— Start SUPPLIED ENTRIES —

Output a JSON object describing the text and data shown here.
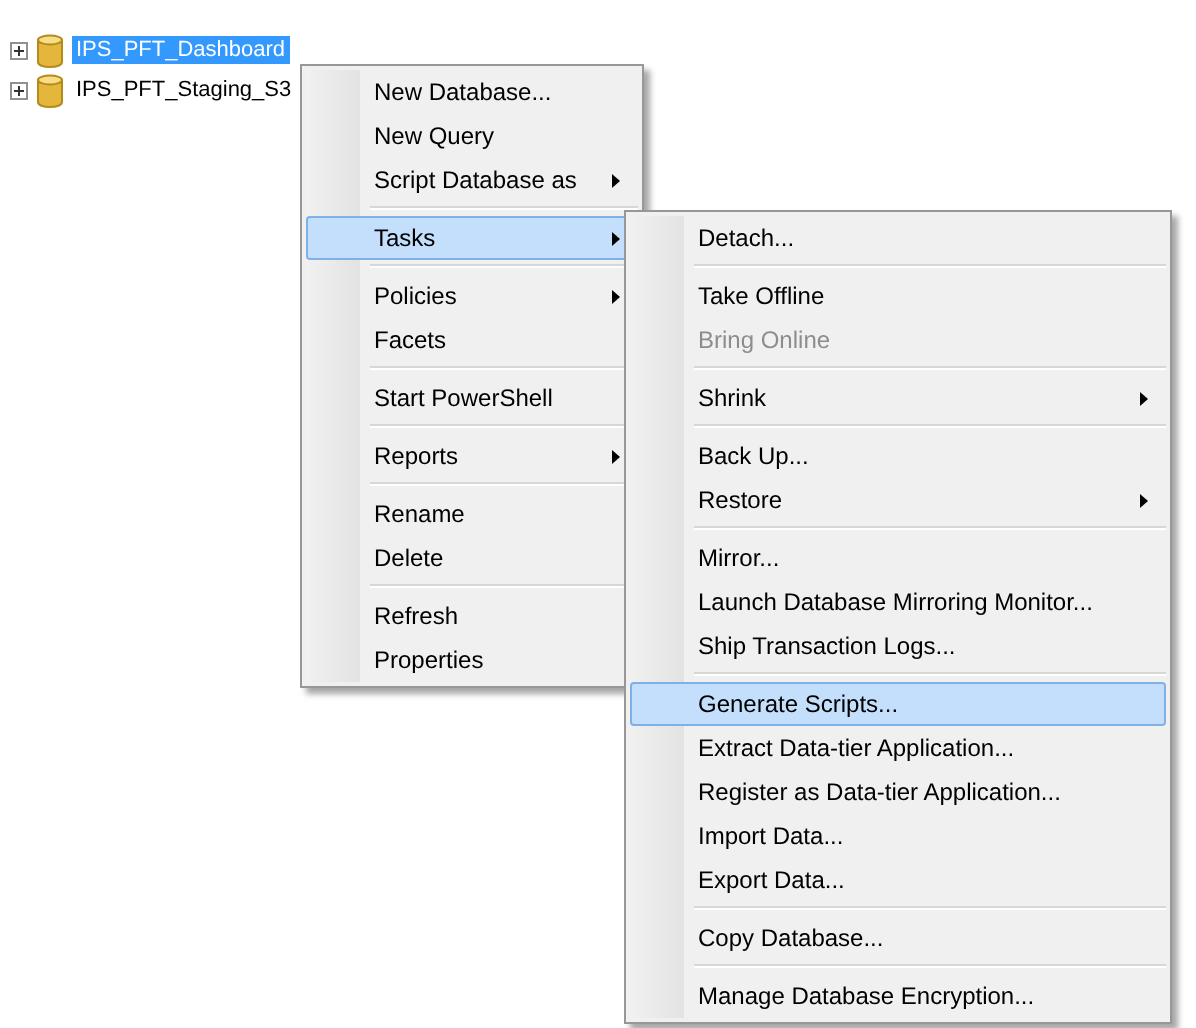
{
  "tree": {
    "nodes": [
      {
        "label": "IPS_PFT_Dashboard",
        "selected": true,
        "expanded": false
      },
      {
        "label": "IPS_PFT_Staging_S3",
        "selected": false,
        "expanded": false
      }
    ]
  },
  "context_menu": {
    "groups": [
      [
        {
          "label": "New Database...",
          "submenu": false,
          "selected": false,
          "disabled": false
        },
        {
          "label": "New Query",
          "submenu": false,
          "selected": false,
          "disabled": false
        },
        {
          "label": "Script Database as",
          "submenu": true,
          "selected": false,
          "disabled": false
        }
      ],
      [
        {
          "label": "Tasks",
          "submenu": true,
          "selected": true,
          "disabled": false
        }
      ],
      [
        {
          "label": "Policies",
          "submenu": true,
          "selected": false,
          "disabled": false
        },
        {
          "label": "Facets",
          "submenu": false,
          "selected": false,
          "disabled": false
        }
      ],
      [
        {
          "label": "Start PowerShell",
          "submenu": false,
          "selected": false,
          "disabled": false
        }
      ],
      [
        {
          "label": "Reports",
          "submenu": true,
          "selected": false,
          "disabled": false
        }
      ],
      [
        {
          "label": "Rename",
          "submenu": false,
          "selected": false,
          "disabled": false
        },
        {
          "label": "Delete",
          "submenu": false,
          "selected": false,
          "disabled": false
        }
      ],
      [
        {
          "label": "Refresh",
          "submenu": false,
          "selected": false,
          "disabled": false
        },
        {
          "label": "Properties",
          "submenu": false,
          "selected": false,
          "disabled": false
        }
      ]
    ]
  },
  "tasks_submenu": {
    "groups": [
      [
        {
          "label": "Detach...",
          "submenu": false,
          "selected": false,
          "disabled": false
        }
      ],
      [
        {
          "label": "Take Offline",
          "submenu": false,
          "selected": false,
          "disabled": false
        },
        {
          "label": "Bring Online",
          "submenu": false,
          "selected": false,
          "disabled": true
        }
      ],
      [
        {
          "label": "Shrink",
          "submenu": true,
          "selected": false,
          "disabled": false
        }
      ],
      [
        {
          "label": "Back Up...",
          "submenu": false,
          "selected": false,
          "disabled": false
        },
        {
          "label": "Restore",
          "submenu": true,
          "selected": false,
          "disabled": false
        }
      ],
      [
        {
          "label": "Mirror...",
          "submenu": false,
          "selected": false,
          "disabled": false
        },
        {
          "label": "Launch Database Mirroring Monitor...",
          "submenu": false,
          "selected": false,
          "disabled": false
        },
        {
          "label": "Ship Transaction Logs...",
          "submenu": false,
          "selected": false,
          "disabled": false
        }
      ],
      [
        {
          "label": "Generate Scripts...",
          "submenu": false,
          "selected": true,
          "disabled": false
        },
        {
          "label": "Extract Data-tier Application...",
          "submenu": false,
          "selected": false,
          "disabled": false
        },
        {
          "label": "Register as Data-tier Application...",
          "submenu": false,
          "selected": false,
          "disabled": false
        },
        {
          "label": "Import Data...",
          "submenu": false,
          "selected": false,
          "disabled": false
        },
        {
          "label": "Export Data...",
          "submenu": false,
          "selected": false,
          "disabled": false
        }
      ],
      [
        {
          "label": "Copy Database...",
          "submenu": false,
          "selected": false,
          "disabled": false
        }
      ],
      [
        {
          "label": "Manage Database Encryption...",
          "submenu": false,
          "selected": false,
          "disabled": false
        }
      ]
    ]
  }
}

— End SUPPLIED ENTRIES —

◆ WHAT IS REQUIRED ◆
List each line holding the string "tier".

◆ ANSWER FOR THIS EXERCISE ◆
          "label": "Extract Data-tier Application...",
          "label": "Register as Data-tier Application...",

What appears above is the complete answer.